Reproduce the data in its entirety, exactly as supplied.

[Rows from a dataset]
● ● ● ●
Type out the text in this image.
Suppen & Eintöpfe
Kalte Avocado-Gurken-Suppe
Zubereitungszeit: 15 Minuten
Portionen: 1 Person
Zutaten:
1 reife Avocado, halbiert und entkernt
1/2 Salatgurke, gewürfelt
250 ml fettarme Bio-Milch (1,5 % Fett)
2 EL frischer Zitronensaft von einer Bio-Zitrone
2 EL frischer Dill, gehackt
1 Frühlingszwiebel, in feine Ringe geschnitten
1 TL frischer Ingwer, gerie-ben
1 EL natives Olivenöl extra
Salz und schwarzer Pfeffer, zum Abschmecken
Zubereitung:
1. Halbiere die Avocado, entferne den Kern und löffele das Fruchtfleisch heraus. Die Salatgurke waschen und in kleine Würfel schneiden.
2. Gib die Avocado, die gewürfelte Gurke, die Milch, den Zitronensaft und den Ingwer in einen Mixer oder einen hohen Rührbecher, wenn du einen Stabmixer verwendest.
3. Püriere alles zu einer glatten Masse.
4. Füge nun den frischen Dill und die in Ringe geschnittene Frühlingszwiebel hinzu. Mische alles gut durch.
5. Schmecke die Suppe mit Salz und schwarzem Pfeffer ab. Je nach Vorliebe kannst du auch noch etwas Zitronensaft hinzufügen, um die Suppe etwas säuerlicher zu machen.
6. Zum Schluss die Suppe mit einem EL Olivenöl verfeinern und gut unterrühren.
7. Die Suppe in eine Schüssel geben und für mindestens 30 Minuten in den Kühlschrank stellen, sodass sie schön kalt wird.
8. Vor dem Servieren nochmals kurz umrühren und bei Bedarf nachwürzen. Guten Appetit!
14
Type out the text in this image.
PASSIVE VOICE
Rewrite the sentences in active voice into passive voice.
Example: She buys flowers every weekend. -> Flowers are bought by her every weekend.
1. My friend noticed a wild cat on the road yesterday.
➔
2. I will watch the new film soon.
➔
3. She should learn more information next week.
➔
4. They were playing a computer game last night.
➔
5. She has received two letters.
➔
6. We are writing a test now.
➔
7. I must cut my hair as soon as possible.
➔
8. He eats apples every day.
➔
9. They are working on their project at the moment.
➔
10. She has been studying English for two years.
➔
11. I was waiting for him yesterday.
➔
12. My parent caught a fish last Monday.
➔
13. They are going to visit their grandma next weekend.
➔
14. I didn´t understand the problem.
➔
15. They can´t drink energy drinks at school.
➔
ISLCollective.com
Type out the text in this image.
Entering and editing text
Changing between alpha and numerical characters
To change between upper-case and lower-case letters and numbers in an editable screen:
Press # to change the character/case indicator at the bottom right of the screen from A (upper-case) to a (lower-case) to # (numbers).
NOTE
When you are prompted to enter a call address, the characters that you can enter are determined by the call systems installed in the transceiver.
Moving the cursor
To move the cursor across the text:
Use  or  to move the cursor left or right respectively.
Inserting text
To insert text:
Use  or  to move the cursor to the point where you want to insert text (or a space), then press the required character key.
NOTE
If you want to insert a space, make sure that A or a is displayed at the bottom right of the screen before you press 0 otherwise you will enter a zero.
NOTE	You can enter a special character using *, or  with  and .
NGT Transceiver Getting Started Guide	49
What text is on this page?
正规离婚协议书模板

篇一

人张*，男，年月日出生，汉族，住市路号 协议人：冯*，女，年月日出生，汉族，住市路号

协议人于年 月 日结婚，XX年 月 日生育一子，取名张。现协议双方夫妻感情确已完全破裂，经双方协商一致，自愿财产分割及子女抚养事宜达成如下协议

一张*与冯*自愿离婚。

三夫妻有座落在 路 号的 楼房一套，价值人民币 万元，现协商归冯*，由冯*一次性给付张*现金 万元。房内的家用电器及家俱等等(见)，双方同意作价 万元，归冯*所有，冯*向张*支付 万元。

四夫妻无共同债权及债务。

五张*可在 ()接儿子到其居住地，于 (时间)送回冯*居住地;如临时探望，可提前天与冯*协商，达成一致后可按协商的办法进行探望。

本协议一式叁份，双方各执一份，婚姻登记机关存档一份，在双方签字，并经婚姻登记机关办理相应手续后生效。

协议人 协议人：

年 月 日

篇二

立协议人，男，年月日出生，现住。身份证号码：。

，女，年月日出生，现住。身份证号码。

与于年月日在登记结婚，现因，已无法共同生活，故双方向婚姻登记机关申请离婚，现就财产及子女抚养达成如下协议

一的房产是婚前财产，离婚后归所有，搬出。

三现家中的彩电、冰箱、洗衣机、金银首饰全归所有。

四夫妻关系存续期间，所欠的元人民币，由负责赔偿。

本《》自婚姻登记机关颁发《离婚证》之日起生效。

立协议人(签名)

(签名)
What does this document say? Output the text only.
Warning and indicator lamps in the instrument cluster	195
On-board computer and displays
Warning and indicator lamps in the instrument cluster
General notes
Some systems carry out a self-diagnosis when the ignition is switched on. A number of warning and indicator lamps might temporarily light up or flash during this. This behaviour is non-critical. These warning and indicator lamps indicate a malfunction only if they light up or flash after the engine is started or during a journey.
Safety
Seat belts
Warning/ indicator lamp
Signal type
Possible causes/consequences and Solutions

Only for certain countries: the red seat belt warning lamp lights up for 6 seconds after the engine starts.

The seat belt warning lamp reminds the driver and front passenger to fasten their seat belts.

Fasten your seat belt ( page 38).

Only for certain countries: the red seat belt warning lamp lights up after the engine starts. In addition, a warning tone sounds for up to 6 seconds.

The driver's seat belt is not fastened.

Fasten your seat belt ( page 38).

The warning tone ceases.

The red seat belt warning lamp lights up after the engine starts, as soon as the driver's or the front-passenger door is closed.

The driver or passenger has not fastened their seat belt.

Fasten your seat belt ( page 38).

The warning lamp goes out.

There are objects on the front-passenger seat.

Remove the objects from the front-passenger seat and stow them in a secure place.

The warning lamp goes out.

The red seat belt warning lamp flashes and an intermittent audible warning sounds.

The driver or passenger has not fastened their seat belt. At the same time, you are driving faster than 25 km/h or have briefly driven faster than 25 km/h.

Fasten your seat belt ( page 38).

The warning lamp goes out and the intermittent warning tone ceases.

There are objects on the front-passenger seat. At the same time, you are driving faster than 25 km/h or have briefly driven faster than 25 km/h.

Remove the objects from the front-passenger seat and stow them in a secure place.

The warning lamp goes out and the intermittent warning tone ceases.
● ● ● ●
_EXERCISE RESPONSE_:
Type out the text in this image.
Suppen & Eintöpfe
Kalte Avocado-Gurken-Suppe
Zubereitungszeit: 15 Minuten
Portionen: 1 Person
Zutaten:
1 reife Avocado, halbiert und entkernt
1/2 Salatgurke, gewürfelt
250 ml fettarme Bio-Milch (1,5 % Fett)
2 EL frischer Zitronensaft von einer Bio-Zitrone
2 EL frischer Dill, gehackt
1 Frühlingszwiebel, in feine Ringe geschnitten
1 TL frischer Ingwer, gerie-ben
1 EL natives Olivenöl extra
Salz und schwarzer Pfeffer, zum Abschmecken
Zubereitung:
1. Halbiere die Avocado, entferne den Kern und löffele das Fruchtfleisch heraus. Die Salatgurke waschen und in kleine Würfel schneiden.
2. Gib die Avocado, die gewürfelte Gurke, die Milch, den Zitronensaft und den Ingwer in einen Mixer oder einen hohen Rührbecher, wenn du einen Stabmixer verwendest.
3. Püriere alles zu einer glatten Masse.
4. Füge nun den frischen Dill und die in Ringe geschnittene Frühlingszwiebel hinzu. Mische alles gut durch.
5. Schmecke die Suppe mit Salz und schwarzem Pfeffer ab. Je nach Vorliebe kannst du auch noch etwas Zitronensaft hinzufügen, um die Suppe etwas säuerlicher zu machen.
6. Zum Schluss die Suppe mit einem EL Olivenöl verfeinern und gut unterrühren.
7. Die Suppe in eine Schüssel geben und für mindestens 30 Minuten in den Kühlschrank stellen, sodass sie schön kalt wird.
8. Vor dem Servieren nochmals kurz umrühren und bei Bedarf nachwürzen. Guten Appetit!
14
Type out the text in this image.
PASSIVE VOICE
Rewrite the sentences in active voice into passive voice.
Example: She buys flowers every weekend. -> Flowers are bought by her every weekend.
1. My friend noticed a wild cat on the road yesterday.
➔
2. I will watch the new film soon.
➔
3. She should learn more information next week.
➔
4. They were playing a computer game last night.
➔
5. She has received two letters.
➔
6. We are writing a test now.
➔
7. I must cut my hair as soon as possible.
➔
8. He eats apples every day.
➔
9. They are working on their project at the moment.
➔
10. She has been studying English for two years.
➔
11. I was waiting for him yesterday.
➔
12. My parent caught a fish last Monday.
➔
13. They are going to visit their grandma next weekend.
➔
14. I didn´t understand the problem.
➔
15. They can´t drink energy drinks at school.
➔
ISLCollective.com
Type out the text in this image.
Entering and editing text
Changing between alpha and numerical characters
To change between upper-case and lower-case letters and numbers in an editable screen:
Press # to change the character/case indicator at the bottom right of the screen from A (upper-case) to a (lower-case) to # (numbers).
NOTE
When you are prompted to enter a call address, the characters that you can enter are determined by the call systems installed in the transceiver.
Moving the cursor
To move the cursor across the text:
Use  or  to move the cursor left or right respectively.
Inserting text
To insert text:
Use  or  to move the cursor to the point where you want to insert text (or a space), then press the required character key.
NOTE
If you want to insert a space, make sure that A or a is displayed at the bottom right of the screen before you press 0 otherwise you will enter a zero.
NOTE	You can enter a special character using *, or  with  and .
NGT Transceiver Getting Started Guide	49
What text is on this page?
正规离婚协议书模板

篇一

人张*，男，年月日出生，汉族，住市路号 协议人：冯*，女，年月日出生，汉族，住市路号

协议人于年 月 日结婚，XX年 月 日生育一子，取名张。现协议双方夫妻感情确已完全破裂，经双方协商一致，自愿财产分割及子女抚养事宜达成如下协议

一张*与冯*自愿离婚。

三夫妻有座落在 路 号的 楼房一套，价值人民币 万元，现协商归冯*，由冯*一次性给付张*现金 万元。房内的家用电器及家俱等等(见)，双方同意作价 万元，归冯*所有，冯*向张*支付 万元。

四夫妻无共同债权及债务。

五张*可在 ()接儿子到其居住地，于 (时间)送回冯*居住地;如临时探望，可提前天与冯*协商，达成一致后可按协商的办法进行探望。

本协议一式叁份，双方各执一份，婚姻登记机关存档一份，在双方签字，并经婚姻登记机关办理相应手续后生效。

协议人 协议人：

年 月 日

篇二

立协议人，男，年月日出生，现住。身份证号码：。

，女，年月日出生，现住。身份证号码。

与于年月日在登记结婚，现因，已无法共同生活，故双方向婚姻登记机关申请离婚，现就财产及子女抚养达成如下协议

一的房产是婚前财产，离婚后归所有，搬出。

三现家中的彩电、冰箱、洗衣机、金银首饰全归所有。

四夫妻关系存续期间，所欠的元人民币，由负责赔偿。

本《》自婚姻登记机关颁发《离婚证》之日起生效。

立协议人(签名)

(签名)
What does this document say? Output the text only.
Warning and indicator lamps in the instrument cluster	195
On-board computer and displays
Warning and indicator lamps in the instrument cluster
General notes
Some systems carry out a self-diagnosis when the ignition is switched on. A number of warning and indicator lamps might temporarily light up or flash during this. This behaviour is non-critical. These warning and indicator lamps indicate a malfunction only if they light up or flash after the engine is started or during a journey.
Safety
Seat belts
Warning/ indicator lamp
Signal type
Possible causes/consequences and Solutions

Only for certain countries: the red seat belt warning lamp lights up for 6 seconds after the engine starts.

The seat belt warning lamp reminds the driver and front passenger to fasten their seat belts.

Fasten your seat belt ( page 38).

Only for certain countries: the red seat belt warning lamp lights up after the engine starts. In addition, a warning tone sounds for up to 6 seconds.

The driver's seat belt is not fastened.

Fasten your seat belt ( page 38).

The warning tone ceases.

The red seat belt warning lamp lights up after the engine starts, as soon as the driver's or the front-passenger door is closed.

The driver or passenger has not fastened their seat belt.

Fasten your seat belt ( page 38).

The warning lamp goes out.

There are objects on the front-passenger seat.

Remove the objects from the front-passenger seat and stow them in a secure place.

The warning lamp goes out.

The red seat belt warning lamp flashes and an intermittent audible warning sounds.

The driver or passenger has not fastened their seat belt. At the same time, you are driving faster than 25 km/h or have briefly driven faster than 25 km/h.

Fasten your seat belt ( page 38).

The warning lamp goes out and the intermittent warning tone ceases.

There are objects on the front-passenger seat. At the same time, you are driving faster than 25 km/h or have briefly driven faster than 25 km/h.

Remove the objects from the front-passenger seat and stow them in a secure place.

The warning lamp goes out and the intermittent warning tone ceases.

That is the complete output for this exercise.